[Stored data]
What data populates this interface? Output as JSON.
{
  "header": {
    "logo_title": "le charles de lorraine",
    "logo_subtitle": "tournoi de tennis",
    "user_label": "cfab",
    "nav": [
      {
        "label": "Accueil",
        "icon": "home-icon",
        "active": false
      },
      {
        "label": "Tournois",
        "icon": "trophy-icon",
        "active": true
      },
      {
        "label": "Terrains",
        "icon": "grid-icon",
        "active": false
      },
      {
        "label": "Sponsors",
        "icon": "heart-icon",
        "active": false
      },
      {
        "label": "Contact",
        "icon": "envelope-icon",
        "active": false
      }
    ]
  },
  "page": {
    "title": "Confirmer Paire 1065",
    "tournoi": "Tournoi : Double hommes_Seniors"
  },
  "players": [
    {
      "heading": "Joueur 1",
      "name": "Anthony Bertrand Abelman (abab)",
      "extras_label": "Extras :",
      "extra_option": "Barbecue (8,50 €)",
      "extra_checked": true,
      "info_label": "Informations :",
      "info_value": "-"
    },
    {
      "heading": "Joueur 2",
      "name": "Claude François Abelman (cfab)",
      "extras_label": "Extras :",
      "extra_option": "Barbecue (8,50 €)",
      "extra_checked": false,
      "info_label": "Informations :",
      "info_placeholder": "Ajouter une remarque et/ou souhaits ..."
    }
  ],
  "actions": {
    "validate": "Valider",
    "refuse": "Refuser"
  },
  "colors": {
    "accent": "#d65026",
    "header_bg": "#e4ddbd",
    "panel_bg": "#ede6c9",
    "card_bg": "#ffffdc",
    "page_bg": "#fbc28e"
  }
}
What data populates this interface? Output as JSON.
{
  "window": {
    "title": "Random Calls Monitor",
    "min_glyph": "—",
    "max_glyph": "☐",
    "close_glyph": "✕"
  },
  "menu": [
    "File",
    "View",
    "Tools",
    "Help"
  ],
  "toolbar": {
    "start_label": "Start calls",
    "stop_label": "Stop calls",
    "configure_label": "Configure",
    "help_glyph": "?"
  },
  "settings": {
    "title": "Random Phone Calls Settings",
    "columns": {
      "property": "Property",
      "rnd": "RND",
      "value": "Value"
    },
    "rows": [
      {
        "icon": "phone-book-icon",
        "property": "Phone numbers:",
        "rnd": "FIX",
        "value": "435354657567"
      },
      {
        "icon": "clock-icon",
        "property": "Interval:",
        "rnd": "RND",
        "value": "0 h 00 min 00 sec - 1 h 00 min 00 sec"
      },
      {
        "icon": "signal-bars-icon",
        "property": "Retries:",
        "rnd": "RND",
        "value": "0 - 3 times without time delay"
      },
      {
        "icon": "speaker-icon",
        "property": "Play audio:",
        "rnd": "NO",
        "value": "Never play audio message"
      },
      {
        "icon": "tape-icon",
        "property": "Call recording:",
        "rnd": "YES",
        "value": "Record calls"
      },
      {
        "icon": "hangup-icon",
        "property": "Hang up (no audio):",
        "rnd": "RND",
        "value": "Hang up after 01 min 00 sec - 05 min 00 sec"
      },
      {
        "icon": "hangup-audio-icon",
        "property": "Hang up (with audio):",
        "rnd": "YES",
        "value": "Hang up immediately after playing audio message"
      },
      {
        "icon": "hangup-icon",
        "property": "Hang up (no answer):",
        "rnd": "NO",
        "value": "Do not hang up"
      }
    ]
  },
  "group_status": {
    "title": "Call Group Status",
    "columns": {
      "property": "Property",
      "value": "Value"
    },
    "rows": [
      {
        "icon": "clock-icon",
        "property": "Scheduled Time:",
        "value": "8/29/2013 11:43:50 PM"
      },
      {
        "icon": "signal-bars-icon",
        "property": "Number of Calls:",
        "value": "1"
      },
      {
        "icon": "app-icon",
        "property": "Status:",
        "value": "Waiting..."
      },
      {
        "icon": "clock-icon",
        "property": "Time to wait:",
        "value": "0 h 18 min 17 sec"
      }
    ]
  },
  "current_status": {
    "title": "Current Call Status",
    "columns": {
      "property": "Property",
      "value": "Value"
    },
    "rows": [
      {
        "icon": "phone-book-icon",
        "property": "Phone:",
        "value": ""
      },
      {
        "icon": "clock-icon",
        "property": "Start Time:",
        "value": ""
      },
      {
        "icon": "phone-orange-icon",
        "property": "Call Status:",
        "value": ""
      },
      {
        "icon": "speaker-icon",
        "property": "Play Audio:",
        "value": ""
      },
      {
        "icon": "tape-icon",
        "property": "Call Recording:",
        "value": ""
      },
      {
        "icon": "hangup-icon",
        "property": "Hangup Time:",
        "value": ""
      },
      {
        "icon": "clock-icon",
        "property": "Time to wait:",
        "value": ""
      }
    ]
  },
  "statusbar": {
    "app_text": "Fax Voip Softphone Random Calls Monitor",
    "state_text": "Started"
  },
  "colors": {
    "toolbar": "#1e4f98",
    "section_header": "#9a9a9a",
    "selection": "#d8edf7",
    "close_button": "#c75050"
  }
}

Task statement | Gather all lines where the word "cfab" appears.

Task result |
    "user_label": "cfab",
      "name": "Claude François Abelman (cfab)",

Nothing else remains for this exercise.